- [WHAT TO PRODUCE] Find how many lines hold the word "среднее". Give only the number.

- [DATA ROWS]
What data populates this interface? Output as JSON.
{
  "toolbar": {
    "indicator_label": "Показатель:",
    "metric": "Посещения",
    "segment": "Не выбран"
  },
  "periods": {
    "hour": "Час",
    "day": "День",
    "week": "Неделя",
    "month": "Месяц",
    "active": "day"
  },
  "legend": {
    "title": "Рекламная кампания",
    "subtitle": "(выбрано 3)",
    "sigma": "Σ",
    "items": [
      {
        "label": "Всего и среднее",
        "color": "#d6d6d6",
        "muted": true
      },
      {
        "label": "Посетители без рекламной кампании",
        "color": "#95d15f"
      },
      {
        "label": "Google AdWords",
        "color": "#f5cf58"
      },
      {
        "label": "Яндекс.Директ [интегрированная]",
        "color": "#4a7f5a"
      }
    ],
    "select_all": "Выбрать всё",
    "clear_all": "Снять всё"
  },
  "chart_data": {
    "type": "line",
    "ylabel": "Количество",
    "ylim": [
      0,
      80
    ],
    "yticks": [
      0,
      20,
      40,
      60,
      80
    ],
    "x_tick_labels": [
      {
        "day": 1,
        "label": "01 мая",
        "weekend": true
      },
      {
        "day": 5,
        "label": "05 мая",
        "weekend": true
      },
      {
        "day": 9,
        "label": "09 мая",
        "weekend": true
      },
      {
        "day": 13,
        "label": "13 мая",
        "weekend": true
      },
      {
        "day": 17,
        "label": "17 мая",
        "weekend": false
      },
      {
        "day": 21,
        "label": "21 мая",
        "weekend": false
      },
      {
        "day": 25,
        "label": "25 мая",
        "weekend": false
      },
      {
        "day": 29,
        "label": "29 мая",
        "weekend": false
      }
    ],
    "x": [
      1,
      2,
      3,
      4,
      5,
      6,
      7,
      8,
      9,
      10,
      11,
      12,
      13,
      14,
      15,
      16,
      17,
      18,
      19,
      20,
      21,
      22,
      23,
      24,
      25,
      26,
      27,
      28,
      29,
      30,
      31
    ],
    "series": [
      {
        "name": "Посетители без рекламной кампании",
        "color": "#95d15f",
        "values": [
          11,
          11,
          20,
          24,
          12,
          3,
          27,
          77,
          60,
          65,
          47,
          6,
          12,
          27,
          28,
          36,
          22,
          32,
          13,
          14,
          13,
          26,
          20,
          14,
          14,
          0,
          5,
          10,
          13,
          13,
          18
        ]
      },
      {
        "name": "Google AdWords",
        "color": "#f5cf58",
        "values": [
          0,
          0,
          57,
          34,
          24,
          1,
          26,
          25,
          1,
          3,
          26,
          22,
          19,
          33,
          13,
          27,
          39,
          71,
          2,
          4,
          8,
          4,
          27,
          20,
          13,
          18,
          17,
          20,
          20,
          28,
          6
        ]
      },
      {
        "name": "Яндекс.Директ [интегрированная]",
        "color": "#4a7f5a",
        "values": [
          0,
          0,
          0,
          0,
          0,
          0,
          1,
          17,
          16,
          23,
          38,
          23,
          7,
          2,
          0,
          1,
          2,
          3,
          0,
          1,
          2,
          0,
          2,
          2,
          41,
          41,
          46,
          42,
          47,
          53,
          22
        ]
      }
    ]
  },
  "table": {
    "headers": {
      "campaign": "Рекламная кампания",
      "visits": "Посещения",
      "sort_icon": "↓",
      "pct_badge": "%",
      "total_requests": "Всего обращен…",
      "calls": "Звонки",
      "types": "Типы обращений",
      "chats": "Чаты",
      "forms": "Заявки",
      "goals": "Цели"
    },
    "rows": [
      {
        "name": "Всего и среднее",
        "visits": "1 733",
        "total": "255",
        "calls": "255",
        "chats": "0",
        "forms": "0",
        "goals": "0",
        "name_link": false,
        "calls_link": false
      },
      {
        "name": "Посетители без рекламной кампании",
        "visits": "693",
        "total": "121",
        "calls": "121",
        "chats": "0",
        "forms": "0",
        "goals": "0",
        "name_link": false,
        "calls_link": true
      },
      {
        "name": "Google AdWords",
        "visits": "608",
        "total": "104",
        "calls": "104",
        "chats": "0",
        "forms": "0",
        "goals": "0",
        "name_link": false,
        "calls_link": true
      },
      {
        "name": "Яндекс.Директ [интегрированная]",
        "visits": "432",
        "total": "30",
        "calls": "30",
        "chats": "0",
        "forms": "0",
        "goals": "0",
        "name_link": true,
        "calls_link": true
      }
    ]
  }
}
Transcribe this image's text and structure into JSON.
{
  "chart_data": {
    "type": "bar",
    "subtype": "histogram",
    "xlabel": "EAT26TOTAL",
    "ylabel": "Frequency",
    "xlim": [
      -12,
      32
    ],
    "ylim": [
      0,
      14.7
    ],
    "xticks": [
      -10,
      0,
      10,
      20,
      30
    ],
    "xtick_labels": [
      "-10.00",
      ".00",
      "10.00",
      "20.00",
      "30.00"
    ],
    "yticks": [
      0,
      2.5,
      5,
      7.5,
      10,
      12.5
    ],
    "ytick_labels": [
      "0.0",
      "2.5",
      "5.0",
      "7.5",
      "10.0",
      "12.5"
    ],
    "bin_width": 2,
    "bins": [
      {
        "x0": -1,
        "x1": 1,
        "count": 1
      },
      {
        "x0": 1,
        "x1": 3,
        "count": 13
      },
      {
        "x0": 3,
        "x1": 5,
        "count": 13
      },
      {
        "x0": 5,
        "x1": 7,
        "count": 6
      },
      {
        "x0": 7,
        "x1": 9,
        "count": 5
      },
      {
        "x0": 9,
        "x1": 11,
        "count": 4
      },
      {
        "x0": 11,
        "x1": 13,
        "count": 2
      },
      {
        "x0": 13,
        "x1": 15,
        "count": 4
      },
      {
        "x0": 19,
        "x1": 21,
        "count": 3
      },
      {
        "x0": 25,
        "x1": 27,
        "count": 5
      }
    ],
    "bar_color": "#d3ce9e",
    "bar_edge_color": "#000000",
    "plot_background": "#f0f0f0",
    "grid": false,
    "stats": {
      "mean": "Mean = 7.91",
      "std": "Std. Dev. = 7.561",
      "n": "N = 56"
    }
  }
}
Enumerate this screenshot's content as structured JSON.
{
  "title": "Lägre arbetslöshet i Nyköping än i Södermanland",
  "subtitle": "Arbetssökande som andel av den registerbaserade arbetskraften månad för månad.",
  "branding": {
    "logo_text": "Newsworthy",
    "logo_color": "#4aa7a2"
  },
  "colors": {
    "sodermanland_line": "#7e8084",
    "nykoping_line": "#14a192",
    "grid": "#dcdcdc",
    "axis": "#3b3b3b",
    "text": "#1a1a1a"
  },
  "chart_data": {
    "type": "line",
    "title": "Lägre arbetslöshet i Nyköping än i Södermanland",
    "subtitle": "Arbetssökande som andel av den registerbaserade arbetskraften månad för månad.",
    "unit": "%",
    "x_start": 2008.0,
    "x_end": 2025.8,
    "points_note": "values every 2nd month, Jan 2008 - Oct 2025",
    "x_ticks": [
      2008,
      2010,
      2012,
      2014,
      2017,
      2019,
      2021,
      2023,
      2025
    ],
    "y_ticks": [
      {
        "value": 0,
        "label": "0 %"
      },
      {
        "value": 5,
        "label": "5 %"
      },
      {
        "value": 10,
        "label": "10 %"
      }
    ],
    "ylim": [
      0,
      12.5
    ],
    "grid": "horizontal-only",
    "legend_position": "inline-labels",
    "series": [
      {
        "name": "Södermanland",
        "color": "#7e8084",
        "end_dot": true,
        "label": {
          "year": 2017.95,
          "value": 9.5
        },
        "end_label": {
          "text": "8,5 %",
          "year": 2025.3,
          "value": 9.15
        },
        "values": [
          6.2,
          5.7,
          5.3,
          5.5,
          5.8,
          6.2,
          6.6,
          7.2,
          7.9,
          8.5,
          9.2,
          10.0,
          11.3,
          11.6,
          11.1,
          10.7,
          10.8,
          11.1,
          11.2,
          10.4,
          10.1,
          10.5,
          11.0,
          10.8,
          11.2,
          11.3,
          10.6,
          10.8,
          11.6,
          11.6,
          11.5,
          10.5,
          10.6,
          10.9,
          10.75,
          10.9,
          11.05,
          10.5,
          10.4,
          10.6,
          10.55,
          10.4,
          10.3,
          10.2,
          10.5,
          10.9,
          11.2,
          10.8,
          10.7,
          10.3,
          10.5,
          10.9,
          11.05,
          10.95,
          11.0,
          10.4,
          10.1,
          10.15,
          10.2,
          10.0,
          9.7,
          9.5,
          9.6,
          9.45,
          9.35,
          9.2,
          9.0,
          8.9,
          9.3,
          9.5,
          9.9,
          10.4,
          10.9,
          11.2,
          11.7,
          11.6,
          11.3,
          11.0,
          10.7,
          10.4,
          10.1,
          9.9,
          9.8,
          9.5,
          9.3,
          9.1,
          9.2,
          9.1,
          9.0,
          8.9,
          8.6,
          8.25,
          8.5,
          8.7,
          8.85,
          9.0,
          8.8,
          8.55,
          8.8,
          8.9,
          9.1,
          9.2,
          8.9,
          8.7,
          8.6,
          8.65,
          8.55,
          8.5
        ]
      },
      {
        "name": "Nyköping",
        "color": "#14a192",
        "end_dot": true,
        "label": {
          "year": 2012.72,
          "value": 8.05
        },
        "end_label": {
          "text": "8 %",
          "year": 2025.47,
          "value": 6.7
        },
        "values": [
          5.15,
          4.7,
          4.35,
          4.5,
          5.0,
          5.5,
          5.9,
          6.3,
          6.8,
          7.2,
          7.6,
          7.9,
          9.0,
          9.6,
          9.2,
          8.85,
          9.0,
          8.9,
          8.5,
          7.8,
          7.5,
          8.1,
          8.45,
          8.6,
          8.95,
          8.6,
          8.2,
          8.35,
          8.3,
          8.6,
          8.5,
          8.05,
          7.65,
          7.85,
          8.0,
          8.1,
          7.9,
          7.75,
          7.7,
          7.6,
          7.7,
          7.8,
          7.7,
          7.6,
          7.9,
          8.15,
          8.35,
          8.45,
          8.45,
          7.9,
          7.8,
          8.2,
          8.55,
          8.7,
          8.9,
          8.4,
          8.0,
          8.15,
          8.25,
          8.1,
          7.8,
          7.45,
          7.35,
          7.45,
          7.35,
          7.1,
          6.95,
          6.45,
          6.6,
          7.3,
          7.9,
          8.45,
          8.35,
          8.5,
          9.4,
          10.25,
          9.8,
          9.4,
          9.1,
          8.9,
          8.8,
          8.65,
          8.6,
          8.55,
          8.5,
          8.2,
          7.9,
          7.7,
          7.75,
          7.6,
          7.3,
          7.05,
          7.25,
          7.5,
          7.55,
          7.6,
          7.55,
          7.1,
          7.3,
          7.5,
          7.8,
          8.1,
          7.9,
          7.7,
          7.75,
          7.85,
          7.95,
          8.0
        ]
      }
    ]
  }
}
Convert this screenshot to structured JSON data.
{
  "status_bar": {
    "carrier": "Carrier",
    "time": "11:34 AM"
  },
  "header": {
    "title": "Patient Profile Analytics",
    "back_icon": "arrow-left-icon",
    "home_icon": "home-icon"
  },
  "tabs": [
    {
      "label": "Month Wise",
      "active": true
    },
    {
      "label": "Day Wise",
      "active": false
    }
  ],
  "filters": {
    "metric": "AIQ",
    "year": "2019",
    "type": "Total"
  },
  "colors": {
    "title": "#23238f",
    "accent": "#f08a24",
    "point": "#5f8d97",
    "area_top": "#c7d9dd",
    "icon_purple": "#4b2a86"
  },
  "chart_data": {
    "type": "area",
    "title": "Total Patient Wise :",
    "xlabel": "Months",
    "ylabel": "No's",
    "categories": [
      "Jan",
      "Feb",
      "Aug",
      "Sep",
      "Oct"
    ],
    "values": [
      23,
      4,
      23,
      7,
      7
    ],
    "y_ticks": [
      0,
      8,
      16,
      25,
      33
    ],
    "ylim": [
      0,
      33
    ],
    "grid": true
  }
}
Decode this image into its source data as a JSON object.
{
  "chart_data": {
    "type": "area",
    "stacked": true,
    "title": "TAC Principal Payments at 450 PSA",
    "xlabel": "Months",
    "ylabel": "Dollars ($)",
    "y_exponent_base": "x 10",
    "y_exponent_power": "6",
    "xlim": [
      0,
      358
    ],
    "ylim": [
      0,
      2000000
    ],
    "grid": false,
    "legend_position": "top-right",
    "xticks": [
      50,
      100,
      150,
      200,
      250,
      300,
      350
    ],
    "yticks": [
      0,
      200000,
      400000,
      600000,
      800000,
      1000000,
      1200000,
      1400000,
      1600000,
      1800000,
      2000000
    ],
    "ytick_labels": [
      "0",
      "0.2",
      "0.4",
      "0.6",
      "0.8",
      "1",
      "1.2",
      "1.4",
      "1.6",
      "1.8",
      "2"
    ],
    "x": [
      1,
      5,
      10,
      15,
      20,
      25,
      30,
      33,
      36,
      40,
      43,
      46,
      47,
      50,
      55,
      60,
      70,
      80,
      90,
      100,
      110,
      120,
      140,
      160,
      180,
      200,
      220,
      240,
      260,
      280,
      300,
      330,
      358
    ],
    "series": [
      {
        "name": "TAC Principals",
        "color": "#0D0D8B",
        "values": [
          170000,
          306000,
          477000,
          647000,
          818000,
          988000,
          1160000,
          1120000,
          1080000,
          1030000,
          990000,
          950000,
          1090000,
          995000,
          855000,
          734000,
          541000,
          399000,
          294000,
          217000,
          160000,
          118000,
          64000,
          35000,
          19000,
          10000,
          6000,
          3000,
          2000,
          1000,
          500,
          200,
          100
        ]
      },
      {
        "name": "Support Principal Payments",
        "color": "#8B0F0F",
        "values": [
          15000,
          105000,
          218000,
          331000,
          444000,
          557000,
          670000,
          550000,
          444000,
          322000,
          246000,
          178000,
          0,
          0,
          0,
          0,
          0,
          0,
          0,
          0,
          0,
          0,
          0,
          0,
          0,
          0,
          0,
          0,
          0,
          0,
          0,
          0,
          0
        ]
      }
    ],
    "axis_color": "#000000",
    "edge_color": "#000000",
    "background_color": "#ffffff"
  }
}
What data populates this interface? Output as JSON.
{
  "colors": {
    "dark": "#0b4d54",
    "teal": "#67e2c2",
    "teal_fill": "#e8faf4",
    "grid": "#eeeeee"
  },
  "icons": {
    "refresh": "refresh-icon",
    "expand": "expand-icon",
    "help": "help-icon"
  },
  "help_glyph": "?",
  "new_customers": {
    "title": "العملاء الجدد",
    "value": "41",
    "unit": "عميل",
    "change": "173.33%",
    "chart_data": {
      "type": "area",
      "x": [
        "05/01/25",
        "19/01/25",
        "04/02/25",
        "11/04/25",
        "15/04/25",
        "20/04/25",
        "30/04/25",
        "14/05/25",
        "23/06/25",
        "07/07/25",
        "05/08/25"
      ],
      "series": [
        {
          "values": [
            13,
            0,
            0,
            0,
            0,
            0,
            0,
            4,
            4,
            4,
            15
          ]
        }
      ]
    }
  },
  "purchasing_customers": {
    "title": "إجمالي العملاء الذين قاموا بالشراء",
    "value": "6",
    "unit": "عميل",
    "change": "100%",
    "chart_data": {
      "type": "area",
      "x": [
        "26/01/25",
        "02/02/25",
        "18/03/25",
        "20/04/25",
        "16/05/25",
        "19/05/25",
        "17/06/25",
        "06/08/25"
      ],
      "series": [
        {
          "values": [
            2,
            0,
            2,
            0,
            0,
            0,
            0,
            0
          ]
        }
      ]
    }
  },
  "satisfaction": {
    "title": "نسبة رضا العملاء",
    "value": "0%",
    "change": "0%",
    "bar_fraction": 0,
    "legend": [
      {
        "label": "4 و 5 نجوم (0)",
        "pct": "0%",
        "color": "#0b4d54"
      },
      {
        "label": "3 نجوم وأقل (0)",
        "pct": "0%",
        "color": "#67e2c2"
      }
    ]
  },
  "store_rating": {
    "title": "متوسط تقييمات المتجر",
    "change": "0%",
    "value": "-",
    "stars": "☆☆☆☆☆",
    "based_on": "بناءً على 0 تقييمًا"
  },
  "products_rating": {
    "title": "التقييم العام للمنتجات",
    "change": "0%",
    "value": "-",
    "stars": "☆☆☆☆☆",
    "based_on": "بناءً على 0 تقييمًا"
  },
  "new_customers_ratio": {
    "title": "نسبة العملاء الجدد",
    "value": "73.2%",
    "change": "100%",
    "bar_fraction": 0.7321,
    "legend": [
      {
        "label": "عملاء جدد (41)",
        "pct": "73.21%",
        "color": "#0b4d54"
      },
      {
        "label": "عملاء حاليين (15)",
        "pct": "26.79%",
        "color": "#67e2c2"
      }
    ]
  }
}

- [TASK OUTPUT] 2